■ **MATERIAL FOR THIS TASK**
---

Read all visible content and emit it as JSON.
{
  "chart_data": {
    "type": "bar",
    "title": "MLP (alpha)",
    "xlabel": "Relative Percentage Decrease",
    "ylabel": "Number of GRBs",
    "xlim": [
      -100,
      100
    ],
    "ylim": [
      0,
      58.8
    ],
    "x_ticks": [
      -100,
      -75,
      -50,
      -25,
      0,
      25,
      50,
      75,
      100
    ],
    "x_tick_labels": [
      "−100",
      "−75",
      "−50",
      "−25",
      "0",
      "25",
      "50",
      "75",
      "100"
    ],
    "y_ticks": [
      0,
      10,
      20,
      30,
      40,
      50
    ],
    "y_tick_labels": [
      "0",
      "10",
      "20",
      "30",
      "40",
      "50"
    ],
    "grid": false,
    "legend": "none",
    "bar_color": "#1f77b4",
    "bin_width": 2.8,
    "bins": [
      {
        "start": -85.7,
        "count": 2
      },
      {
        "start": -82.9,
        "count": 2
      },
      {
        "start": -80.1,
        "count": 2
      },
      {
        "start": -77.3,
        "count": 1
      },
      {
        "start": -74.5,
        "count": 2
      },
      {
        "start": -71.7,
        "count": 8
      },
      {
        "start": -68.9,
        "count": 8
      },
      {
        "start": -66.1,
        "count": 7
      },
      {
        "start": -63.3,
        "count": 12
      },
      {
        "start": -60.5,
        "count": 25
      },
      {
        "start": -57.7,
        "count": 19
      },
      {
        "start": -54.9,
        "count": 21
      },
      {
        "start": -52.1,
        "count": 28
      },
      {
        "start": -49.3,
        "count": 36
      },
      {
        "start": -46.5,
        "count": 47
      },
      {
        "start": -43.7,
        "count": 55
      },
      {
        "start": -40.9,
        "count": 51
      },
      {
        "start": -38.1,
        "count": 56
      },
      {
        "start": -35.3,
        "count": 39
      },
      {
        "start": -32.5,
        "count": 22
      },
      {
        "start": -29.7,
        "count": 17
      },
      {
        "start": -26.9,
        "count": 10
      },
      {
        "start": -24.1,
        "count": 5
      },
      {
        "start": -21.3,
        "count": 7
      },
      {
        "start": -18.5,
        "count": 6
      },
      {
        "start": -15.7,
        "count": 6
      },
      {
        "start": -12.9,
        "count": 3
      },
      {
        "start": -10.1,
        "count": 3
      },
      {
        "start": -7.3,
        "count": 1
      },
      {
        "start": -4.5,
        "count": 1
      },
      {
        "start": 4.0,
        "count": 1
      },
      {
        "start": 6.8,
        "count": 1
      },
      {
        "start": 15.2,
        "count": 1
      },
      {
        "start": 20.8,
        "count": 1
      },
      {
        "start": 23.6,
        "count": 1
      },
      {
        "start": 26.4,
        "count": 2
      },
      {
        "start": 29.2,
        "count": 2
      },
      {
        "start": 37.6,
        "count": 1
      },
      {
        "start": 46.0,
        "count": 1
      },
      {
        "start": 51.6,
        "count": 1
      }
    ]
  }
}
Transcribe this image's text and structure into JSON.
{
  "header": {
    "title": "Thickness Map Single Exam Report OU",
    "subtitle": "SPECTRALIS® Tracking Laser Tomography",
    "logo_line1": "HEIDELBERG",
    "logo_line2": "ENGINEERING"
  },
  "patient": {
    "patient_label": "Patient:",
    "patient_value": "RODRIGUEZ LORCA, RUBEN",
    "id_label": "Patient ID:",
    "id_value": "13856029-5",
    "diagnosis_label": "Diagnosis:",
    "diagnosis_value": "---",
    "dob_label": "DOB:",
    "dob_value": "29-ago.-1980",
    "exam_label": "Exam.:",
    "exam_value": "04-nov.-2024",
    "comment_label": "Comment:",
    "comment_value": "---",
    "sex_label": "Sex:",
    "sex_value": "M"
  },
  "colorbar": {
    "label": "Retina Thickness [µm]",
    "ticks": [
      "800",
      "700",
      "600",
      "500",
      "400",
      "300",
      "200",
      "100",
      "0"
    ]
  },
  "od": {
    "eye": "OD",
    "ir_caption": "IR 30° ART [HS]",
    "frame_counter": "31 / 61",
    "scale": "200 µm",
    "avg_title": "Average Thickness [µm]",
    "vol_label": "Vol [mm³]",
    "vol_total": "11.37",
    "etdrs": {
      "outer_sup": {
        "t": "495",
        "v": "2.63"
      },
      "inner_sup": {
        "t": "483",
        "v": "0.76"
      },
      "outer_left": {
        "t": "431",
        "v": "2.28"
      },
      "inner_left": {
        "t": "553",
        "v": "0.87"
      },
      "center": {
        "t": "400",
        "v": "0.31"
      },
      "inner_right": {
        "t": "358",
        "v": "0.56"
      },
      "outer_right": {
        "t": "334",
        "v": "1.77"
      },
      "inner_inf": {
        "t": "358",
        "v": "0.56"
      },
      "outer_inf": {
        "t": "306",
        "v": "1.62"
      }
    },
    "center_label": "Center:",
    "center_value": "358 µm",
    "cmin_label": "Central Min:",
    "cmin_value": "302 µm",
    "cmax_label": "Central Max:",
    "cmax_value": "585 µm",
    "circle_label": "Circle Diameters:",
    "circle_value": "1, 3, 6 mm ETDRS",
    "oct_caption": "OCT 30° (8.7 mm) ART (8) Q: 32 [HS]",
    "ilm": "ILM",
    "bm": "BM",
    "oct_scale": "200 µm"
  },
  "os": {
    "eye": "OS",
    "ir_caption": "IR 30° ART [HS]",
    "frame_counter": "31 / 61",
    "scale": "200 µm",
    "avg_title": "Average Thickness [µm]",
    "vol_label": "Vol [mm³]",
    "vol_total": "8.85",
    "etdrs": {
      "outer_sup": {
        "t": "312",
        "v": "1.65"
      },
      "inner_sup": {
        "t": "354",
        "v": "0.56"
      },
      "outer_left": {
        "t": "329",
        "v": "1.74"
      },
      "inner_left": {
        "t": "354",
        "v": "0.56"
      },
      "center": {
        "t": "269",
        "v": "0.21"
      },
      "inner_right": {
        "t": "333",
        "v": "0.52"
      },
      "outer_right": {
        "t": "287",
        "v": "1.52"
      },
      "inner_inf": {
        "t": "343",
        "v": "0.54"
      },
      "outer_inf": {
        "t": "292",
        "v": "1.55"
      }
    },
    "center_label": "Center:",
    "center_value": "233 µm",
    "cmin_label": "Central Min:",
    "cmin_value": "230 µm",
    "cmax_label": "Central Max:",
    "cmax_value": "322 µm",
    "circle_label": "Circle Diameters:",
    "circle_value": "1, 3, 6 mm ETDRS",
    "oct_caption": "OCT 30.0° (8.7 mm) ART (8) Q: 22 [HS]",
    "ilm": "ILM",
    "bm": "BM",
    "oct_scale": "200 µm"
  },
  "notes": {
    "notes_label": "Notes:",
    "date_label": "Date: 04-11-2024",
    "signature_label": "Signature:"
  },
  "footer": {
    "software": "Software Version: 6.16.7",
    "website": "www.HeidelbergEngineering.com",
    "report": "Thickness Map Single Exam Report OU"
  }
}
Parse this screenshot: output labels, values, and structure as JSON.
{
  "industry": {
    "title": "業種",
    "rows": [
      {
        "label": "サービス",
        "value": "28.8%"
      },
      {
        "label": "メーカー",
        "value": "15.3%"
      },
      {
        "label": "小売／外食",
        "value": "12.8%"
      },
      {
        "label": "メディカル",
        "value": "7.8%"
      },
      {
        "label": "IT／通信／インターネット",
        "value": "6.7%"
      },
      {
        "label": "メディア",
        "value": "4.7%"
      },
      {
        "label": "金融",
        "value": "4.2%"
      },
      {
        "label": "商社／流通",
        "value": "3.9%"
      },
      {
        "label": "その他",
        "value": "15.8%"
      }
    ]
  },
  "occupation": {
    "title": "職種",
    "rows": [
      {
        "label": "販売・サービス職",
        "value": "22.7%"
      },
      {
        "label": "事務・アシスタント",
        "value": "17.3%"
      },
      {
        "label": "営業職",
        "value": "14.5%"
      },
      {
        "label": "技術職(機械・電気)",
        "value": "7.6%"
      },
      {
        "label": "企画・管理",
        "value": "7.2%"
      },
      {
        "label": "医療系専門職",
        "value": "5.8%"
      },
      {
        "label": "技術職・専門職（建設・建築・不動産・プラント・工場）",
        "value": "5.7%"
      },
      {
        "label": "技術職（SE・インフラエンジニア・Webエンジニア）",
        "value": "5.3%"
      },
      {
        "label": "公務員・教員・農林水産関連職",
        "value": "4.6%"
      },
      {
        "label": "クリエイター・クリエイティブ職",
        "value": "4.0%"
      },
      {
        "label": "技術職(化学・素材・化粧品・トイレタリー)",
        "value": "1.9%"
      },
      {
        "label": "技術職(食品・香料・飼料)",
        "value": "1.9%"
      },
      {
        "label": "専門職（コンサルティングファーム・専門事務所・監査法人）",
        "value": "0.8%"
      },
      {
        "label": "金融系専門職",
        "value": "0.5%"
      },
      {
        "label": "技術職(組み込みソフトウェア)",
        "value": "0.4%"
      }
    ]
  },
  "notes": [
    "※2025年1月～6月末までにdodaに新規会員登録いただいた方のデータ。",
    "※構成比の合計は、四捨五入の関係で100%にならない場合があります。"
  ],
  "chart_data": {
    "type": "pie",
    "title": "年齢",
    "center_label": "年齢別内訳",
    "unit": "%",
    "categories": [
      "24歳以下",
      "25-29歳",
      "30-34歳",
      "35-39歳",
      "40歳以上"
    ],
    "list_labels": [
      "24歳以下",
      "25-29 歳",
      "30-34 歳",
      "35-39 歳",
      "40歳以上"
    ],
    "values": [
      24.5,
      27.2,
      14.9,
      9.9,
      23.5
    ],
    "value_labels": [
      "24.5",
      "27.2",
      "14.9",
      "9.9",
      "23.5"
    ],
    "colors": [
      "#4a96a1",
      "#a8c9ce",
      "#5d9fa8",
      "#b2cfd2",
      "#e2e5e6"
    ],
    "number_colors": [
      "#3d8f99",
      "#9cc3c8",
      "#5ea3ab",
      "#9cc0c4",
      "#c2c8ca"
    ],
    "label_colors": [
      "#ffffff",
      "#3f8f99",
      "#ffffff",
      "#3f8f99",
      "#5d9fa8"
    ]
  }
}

---

■ **YOUR INSTRUCTIONS**
Check every line of the data, and copy the ones that contain "Single".

■ **THE RESULT**
    "title": "Thickness Map Single Exam Report OU",
    "report": "Thickness Map Single Exam Report OU"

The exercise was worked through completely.